Goal> Collect each line of the records containing the string "selected".

[Start of Dataset records]

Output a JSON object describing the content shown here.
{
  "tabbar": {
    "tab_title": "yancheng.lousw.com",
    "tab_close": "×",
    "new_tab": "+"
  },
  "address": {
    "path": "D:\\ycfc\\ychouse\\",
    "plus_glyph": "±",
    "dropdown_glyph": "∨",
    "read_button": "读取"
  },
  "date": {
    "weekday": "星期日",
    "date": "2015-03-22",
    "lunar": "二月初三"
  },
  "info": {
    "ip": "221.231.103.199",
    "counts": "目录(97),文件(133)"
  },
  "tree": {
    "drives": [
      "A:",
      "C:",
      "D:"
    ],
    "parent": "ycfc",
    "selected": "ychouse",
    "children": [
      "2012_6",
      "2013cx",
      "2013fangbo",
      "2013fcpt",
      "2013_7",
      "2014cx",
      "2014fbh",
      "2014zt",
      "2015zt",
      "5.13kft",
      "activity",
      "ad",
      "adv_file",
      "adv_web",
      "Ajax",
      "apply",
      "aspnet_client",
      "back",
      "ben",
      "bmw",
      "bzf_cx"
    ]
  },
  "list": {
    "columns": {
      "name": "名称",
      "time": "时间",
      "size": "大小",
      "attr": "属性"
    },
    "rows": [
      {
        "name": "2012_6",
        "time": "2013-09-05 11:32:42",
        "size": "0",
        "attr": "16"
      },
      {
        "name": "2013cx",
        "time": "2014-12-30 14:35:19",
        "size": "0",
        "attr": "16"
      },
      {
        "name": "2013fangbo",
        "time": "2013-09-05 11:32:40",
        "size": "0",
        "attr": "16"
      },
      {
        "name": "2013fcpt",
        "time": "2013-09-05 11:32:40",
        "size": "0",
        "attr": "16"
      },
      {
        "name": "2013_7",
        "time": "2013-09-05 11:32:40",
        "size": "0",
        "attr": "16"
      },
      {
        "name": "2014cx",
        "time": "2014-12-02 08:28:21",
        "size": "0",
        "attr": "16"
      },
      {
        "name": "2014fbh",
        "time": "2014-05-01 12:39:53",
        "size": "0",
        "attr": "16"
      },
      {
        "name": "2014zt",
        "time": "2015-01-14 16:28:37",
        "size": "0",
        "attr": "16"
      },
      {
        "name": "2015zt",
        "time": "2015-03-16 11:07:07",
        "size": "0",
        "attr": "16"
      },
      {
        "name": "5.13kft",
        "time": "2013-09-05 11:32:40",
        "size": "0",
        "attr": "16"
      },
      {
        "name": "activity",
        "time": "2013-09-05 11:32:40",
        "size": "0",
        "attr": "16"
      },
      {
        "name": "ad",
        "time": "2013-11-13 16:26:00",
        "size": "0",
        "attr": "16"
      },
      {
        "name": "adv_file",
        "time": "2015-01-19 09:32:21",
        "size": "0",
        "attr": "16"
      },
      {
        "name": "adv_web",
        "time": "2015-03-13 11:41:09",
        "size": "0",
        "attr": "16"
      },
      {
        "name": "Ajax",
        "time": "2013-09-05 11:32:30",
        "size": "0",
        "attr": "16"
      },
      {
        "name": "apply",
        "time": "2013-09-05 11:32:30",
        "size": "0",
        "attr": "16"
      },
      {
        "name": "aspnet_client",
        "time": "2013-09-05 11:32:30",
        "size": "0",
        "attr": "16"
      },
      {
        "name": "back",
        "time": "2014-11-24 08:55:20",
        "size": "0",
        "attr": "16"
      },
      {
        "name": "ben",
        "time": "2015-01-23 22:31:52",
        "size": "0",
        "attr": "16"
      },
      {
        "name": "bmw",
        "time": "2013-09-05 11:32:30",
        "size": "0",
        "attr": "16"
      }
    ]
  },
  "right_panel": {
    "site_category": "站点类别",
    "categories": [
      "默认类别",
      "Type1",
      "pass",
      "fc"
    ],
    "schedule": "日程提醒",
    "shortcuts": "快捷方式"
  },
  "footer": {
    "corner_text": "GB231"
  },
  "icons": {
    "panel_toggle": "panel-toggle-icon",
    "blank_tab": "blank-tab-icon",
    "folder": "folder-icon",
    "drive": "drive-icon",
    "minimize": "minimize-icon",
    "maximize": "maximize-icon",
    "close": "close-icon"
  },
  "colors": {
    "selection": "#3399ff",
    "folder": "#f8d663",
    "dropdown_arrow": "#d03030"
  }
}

[End of Dataset records]
[Start of Dataset records]

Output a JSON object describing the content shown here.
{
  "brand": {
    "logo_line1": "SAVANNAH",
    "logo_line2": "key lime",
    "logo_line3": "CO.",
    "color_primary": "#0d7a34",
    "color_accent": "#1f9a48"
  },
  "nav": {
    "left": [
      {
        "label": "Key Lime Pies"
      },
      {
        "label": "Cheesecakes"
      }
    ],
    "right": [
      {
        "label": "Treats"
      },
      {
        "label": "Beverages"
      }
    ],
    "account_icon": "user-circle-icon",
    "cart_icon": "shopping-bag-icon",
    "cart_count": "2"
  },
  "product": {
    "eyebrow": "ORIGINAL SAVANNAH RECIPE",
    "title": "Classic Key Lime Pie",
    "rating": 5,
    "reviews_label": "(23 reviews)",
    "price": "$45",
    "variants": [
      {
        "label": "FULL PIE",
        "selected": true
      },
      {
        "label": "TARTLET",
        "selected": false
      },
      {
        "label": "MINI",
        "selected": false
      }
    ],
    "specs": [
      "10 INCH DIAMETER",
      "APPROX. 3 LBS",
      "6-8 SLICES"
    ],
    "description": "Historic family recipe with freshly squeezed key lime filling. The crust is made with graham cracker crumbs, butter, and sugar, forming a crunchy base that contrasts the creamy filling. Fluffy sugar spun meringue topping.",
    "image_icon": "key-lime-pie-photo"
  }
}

[End of Dataset records]

Correct result>
    "selected": "ychouse",
        "selected": true
        "selected": false
        "selected": false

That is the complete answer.